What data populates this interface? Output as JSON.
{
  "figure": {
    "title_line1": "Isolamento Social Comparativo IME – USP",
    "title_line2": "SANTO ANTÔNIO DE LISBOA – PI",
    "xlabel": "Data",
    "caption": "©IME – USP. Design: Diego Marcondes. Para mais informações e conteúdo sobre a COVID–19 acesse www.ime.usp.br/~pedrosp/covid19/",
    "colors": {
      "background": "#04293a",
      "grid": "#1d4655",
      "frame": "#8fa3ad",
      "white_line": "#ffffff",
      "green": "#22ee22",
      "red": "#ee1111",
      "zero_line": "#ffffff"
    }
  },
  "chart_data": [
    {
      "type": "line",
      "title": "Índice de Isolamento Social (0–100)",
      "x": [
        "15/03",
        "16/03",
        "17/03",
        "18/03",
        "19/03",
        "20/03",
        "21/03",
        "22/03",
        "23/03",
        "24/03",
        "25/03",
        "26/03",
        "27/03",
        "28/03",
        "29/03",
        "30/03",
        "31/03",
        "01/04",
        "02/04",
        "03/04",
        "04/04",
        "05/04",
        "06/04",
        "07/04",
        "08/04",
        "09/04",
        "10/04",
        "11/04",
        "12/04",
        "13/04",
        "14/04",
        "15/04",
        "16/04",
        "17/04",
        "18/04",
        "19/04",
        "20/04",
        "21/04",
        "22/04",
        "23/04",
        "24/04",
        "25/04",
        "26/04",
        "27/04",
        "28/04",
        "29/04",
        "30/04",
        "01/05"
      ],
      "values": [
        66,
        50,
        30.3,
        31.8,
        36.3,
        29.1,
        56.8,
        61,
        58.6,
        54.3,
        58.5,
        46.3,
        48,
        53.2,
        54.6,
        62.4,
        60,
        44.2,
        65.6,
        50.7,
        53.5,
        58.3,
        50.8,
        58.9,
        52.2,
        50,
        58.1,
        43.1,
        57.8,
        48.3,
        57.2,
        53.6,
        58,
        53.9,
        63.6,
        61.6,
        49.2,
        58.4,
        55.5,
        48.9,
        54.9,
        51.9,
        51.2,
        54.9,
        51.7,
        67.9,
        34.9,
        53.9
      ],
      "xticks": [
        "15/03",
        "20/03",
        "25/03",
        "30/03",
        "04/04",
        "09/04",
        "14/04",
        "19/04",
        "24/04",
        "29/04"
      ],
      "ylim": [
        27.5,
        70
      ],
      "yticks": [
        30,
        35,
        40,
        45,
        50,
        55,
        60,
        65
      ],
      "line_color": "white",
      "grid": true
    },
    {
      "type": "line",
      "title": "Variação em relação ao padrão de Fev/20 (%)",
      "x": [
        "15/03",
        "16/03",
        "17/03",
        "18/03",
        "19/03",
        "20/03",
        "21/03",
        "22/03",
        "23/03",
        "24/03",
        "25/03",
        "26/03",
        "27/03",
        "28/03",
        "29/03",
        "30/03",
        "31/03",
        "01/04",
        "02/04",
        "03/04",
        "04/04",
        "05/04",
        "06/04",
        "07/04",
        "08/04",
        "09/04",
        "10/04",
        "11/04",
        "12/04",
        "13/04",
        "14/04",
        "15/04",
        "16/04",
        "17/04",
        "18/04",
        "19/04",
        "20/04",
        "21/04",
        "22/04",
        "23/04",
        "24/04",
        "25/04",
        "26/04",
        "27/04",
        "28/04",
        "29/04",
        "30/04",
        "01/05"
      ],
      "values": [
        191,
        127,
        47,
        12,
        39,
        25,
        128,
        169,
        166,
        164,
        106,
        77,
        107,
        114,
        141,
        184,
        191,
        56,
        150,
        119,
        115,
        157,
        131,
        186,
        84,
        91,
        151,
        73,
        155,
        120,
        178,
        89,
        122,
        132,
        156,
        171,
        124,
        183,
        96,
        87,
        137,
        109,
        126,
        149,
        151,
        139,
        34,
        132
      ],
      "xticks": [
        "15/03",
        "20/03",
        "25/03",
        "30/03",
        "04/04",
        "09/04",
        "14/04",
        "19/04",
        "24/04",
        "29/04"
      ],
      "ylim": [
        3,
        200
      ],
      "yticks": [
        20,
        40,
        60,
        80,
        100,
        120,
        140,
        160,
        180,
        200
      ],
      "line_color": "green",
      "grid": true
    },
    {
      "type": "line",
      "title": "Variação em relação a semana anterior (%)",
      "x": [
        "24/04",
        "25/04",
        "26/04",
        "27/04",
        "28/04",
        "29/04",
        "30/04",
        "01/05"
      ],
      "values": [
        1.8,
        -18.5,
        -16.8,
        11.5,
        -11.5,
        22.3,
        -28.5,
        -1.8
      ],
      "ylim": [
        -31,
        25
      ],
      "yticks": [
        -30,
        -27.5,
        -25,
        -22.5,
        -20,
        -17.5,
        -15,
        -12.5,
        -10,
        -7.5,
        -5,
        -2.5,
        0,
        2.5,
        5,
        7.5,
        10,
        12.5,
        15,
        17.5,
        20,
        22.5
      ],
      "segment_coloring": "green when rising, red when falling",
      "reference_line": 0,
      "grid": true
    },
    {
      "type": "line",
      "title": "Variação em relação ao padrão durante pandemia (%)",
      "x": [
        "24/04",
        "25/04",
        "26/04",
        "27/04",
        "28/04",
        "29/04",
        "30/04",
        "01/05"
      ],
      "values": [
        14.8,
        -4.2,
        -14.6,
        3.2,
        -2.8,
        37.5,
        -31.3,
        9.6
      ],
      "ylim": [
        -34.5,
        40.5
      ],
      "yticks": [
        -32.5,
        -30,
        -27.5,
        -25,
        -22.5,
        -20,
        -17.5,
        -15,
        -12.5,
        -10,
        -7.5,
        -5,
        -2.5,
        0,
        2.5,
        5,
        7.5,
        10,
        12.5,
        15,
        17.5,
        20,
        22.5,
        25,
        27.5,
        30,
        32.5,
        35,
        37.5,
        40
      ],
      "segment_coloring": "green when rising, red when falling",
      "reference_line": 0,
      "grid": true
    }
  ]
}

* **Exercise instructions**
Count the lines of the material that include the word "relação", then report only the total.

* **Solution to this problem**
3